Saved data entries:
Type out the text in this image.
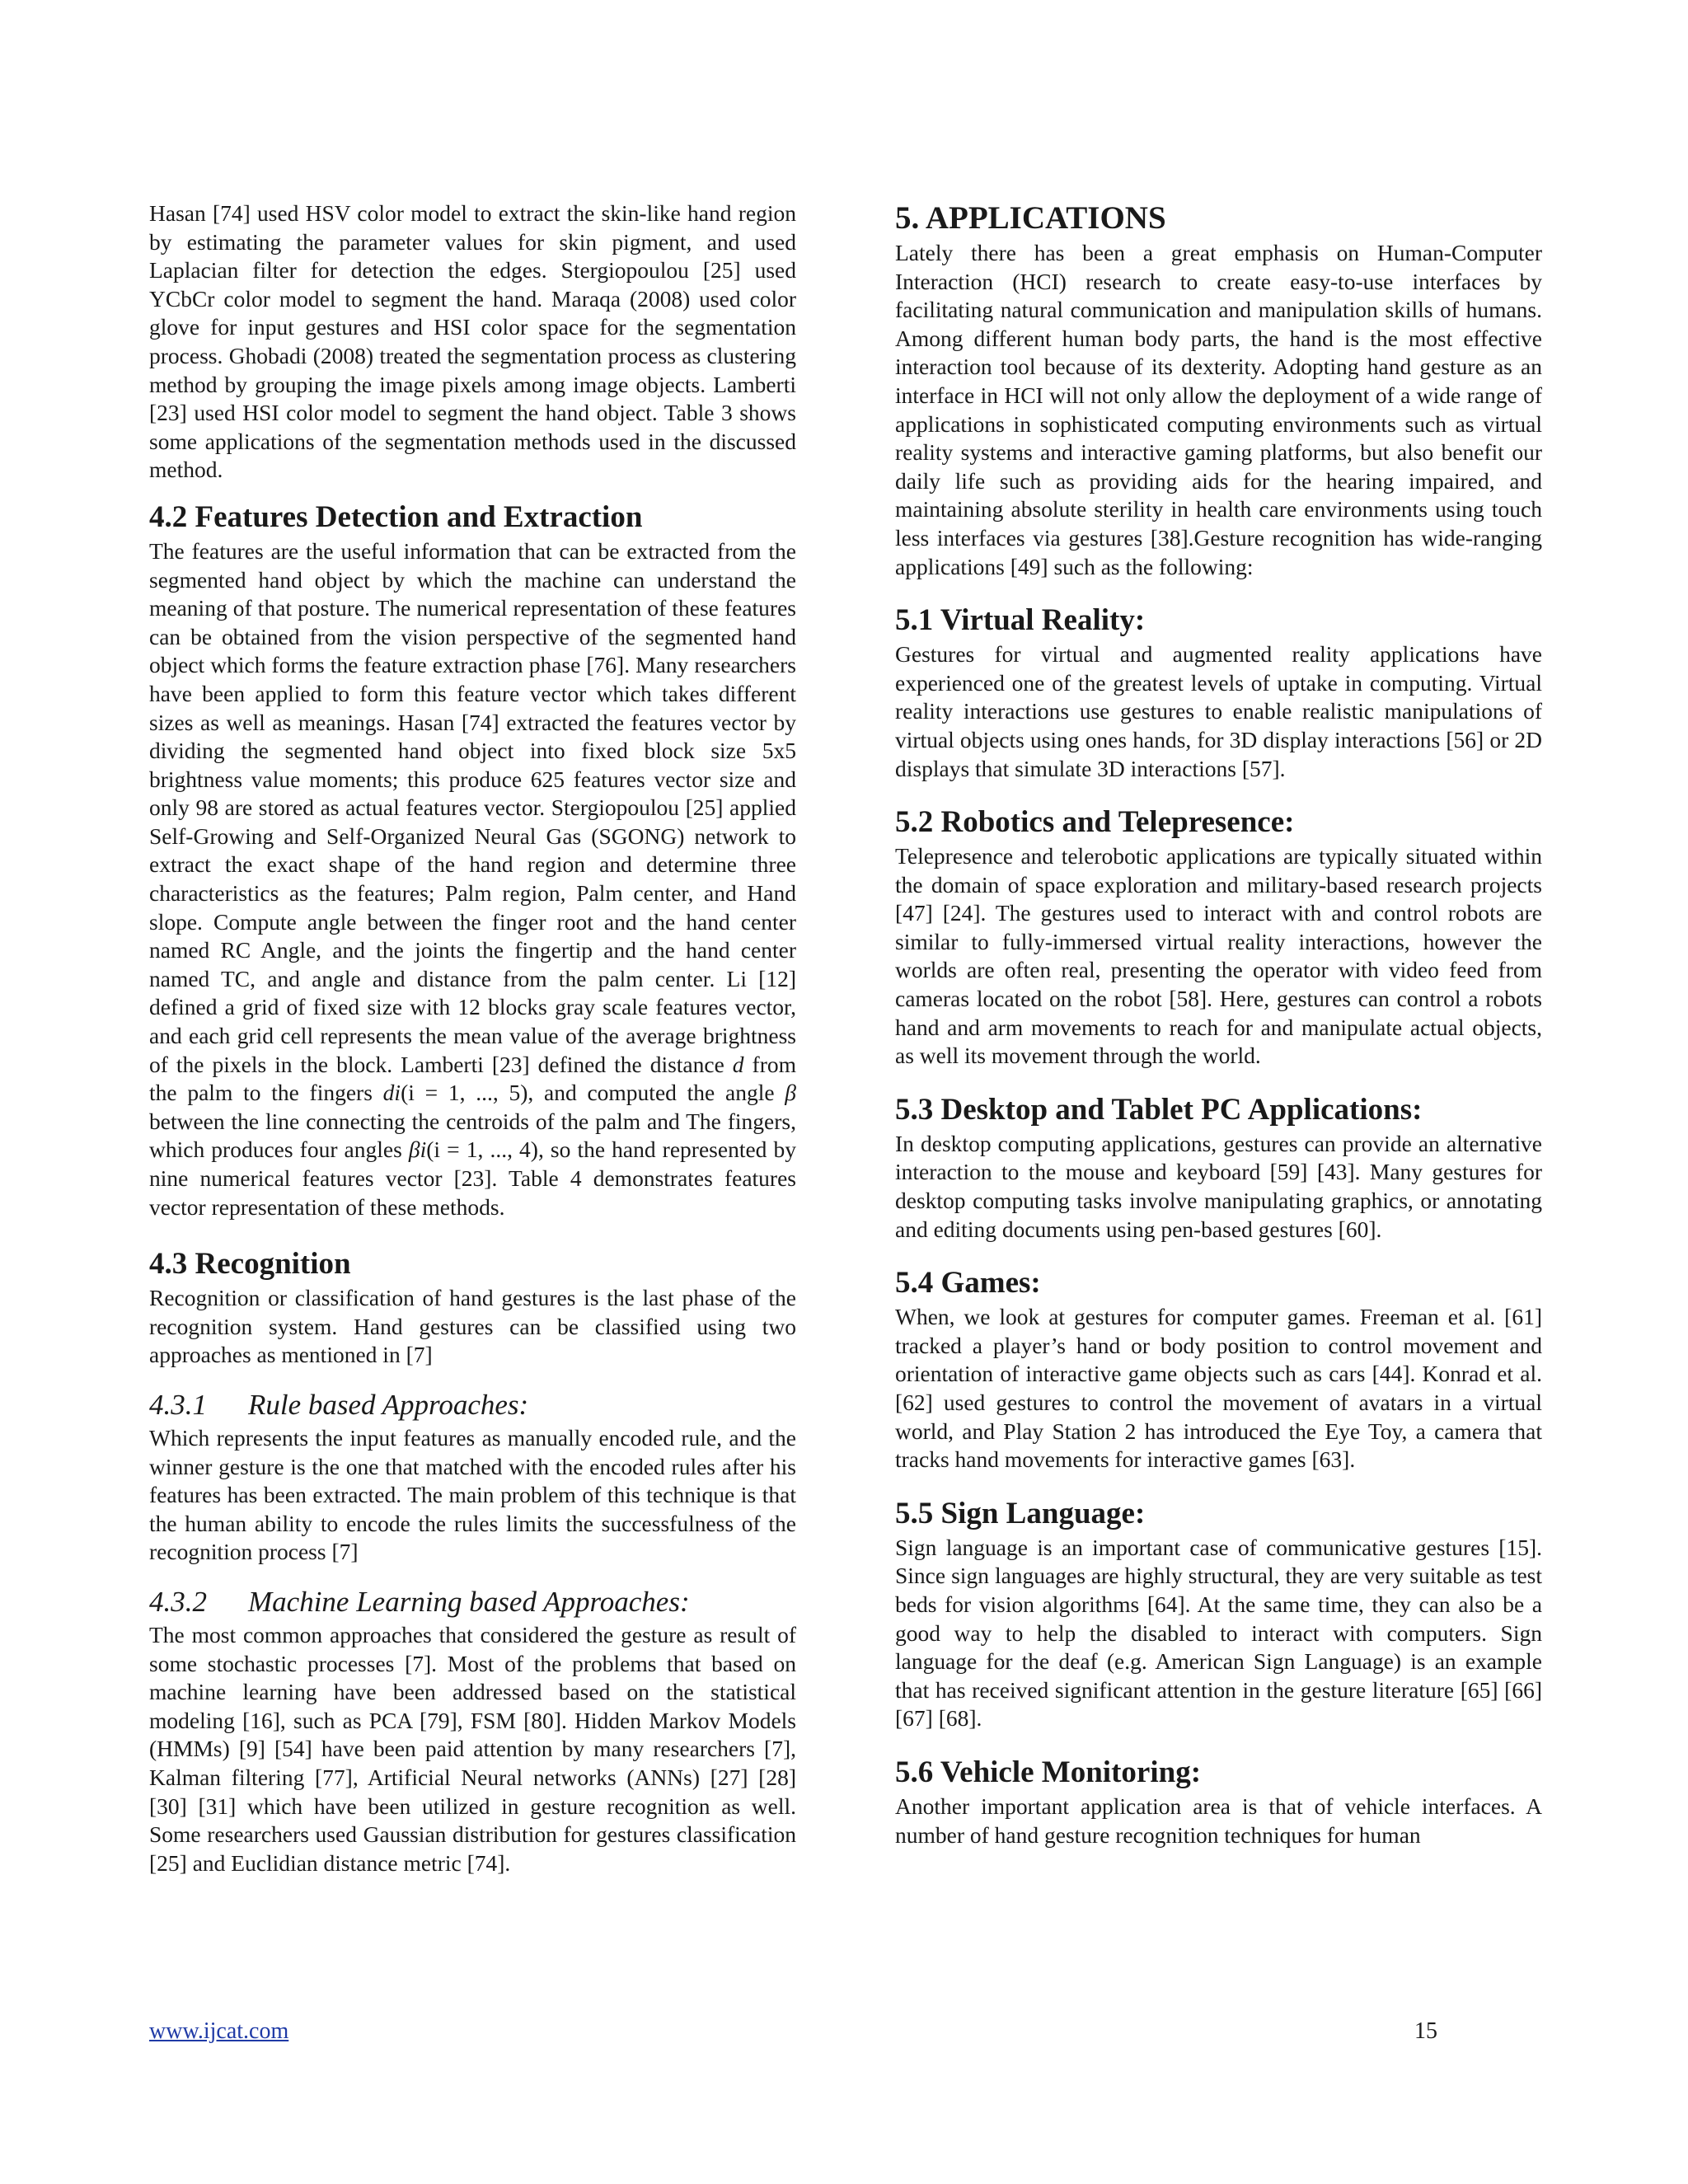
Hasan [74] used HSV color model to extract the skin-like hand region by estimating the parameter values for skin pigment, and used Laplacian filter for detection the edges. Stergiopoulou [25] used YCbCr color model to segment the hand. Maraqa (2008) used color glove for input gestures and HSI color space for the segmentation process. Ghobadi (2008) treated the segmentation process as clustering method by grouping the image pixels among image objects. Lamberti [23] used HSI color model to segment the hand object. Table 3 shows some applications of the segmentation methods used in the discussed method.

4.2 Features Detection and Extraction

The features are the useful information that can be extracted from the segmented hand object by which the machine can understand the meaning of that posture. The numerical representation of these features can be obtained from the vision perspective of the segmented hand object which forms the feature extraction phase [76]. Many researchers have been applied to form this feature vector which takes different sizes as well as meanings. Hasan [74] extracted the features vector by dividing the segmented hand object into fixed block size 5x5 brightness value moments; this produce 625 features vector size and only 98 are stored as actual features vector. Stergiopoulou [25] applied Self-Growing and Self-Organized Neural Gas (SGONG) network to extract the exact shape of the hand region and determine three characteristics as the features; Palm region, Palm center, and Hand slope. Compute angle between the finger root and the hand center named RC Angle, and the joints the fingertip and the hand center named TC, and angle and distance from the palm center. Li [12] defined a grid of fixed size with 12 blocks gray scale features vector, and each grid cell represents the mean value of the average brightness of the pixels in the block. Lamberti [23] defined the distance d from the palm to the fingers di(i = 1, ..., 5), and computed the angle β between the line connecting the centroids of the palm and The fingers, which produces four angles βi(i = 1, ..., 4), so the hand represented by nine numerical features vector [23]. Table 4 demonstrates features vector representation of these methods.

4.3 Recognition

Recognition or classification of hand gestures is the last phase of the recognition system. Hand gestures can be classified using two approaches as mentioned in [7]

4.3.1 Rule based Approaches:

Which represents the input features as manually encoded rule, and the winner gesture is the one that matched with the encoded rules after his features has been extracted. The main problem of this technique is that the human ability to encode the rules limits the successfulness of the recognition process [7]

4.3.2 Machine Learning based Approaches:

The most common approaches that considered the gesture as result of some stochastic processes [7]. Most of the problems that based on machine learning have been addressed based on the statistical modeling [16], such as PCA [79], FSM [80]. Hidden Markov Models (HMMs) [9] [54] have been paid attention by many researchers [7], Kalman filtering [77], Artificial Neural networks (ANNs) [27] [28] [30] [31] which have been utilized in gesture recognition as well. Some researchers used Gaussian distribution for gestures classification [25] and Euclidian distance metric [74].

5. APPLICATIONS

Lately there has been a great emphasis on Human-Computer Interaction (HCI) research to create easy-to-use interfaces by facilitating natural communication and manipulation skills of humans. Among different human body parts, the hand is the most effective interaction tool because of its dexterity. Adopting hand gesture as an interface in HCI will not only allow the deployment of a wide range of applications in sophisticated computing environments such as virtual reality systems and interactive gaming platforms, but also benefit our daily life such as providing aids for the hearing impaired, and maintaining absolute sterility in health care environments using touch less interfaces via gestures [38].Gesture recognition has wide-ranging applications [49] such as the following:

5.1 Virtual Reality:

Gestures for virtual and augmented reality applications have experienced one of the greatest levels of uptake in computing. Virtual reality interactions use gestures to enable realistic manipulations of virtual objects using ones hands, for 3D display interactions [56] or 2D displays that simulate 3D interactions [57].

5.2 Robotics and Telepresence:

Telepresence and telerobotic applications are typically situated within the domain of space exploration and military-based research projects [47] [24]. The gestures used to interact with and control robots are similar to fully-immersed virtual reality interactions, however the worlds are often real, presenting the operator with video feed from cameras located on the robot [58]. Here, gestures can control a robots hand and arm movements to reach for and manipulate actual objects, as well its movement through the world.

5.3 Desktop and Tablet PC Applications:

In desktop computing applications, gestures can provide an alternative interaction to the mouse and keyboard [59] [43]. Many gestures for desktop computing tasks involve manipulating graphics, or annotating and editing documents using pen-based gestures [60].

5.4 Games:

When, we look at gestures for computer games. Freeman et al. [61] tracked a player’s hand or body position to control movement and orientation of interactive game objects such as cars [44]. Konrad et al. [62] used gestures to control the movement of avatars in a virtual world, and Play Station 2 has introduced the Eye Toy, a camera that tracks hand movements for interactive games [63].

5.5 Sign Language:

Sign language is an important case of communicative gestures [15]. Since sign languages are highly structural, they are very suitable as test beds for vision algorithms [64]. At the same time, they can also be a good way to help the disabled to interact with computers. Sign language for the deaf (e.g. American Sign Language) is an example that has received significant attention in the gesture literature [65] [66] [67] [68].

5.6 Vehicle Monitoring:

Another important application area is that of vehicle interfaces. A number of hand gesture recognition techniques for human

www.ijcat.com	15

-- SHORT TASK --
From the entries above, list each line with "phase" in it.

-- RESULT --
The features are the useful information that can be extracted from the segmented hand object by which the machine can understand the meaning of that posture. The numerical representation of these features can be obtained from the vision perspective of the segmented hand object which forms the feature extraction phase [76]. Many researchers have been applied to form this feature vector which takes different sizes as well as meanings. Hasan [74] extracted the features vector by dividing the segmented hand object into fixed block size 5x5 brightness value moments; this produce 625 features vector size and only 98 are stored as actual features vector. Stergiopoulou [25] applied Self-Growing and Self-Organized Neural Gas (SGONG) network to extract the exact shape of the hand region and determine three characteristics as the features; Palm region, Palm center, and Hand slope. Compute angle between the finger root and the hand center named RC Angle, and the joints the fingertip and the hand center named TC, and angle and distance from the palm center. Li [12] defined a grid of fixed size with 12 blocks gray scale features vector, and each grid cell represents the mean value of the average brightness of the pixels in the block. Lamberti [23] defined the distance d from the palm to the fingers di(i = 1, ..., 5), and computed the angle β between the line connecting the centroids of the palm and The fingers, which produces four angles βi(i = 1, ..., 4), so the hand represented by nine numerical features vector [23]. Table 4 demonstrates features vector representation of these methods.
Recognition or classification of hand gestures is the last phase of the recognition system. Hand gestures can be classified using two approaches as mentioned in [7]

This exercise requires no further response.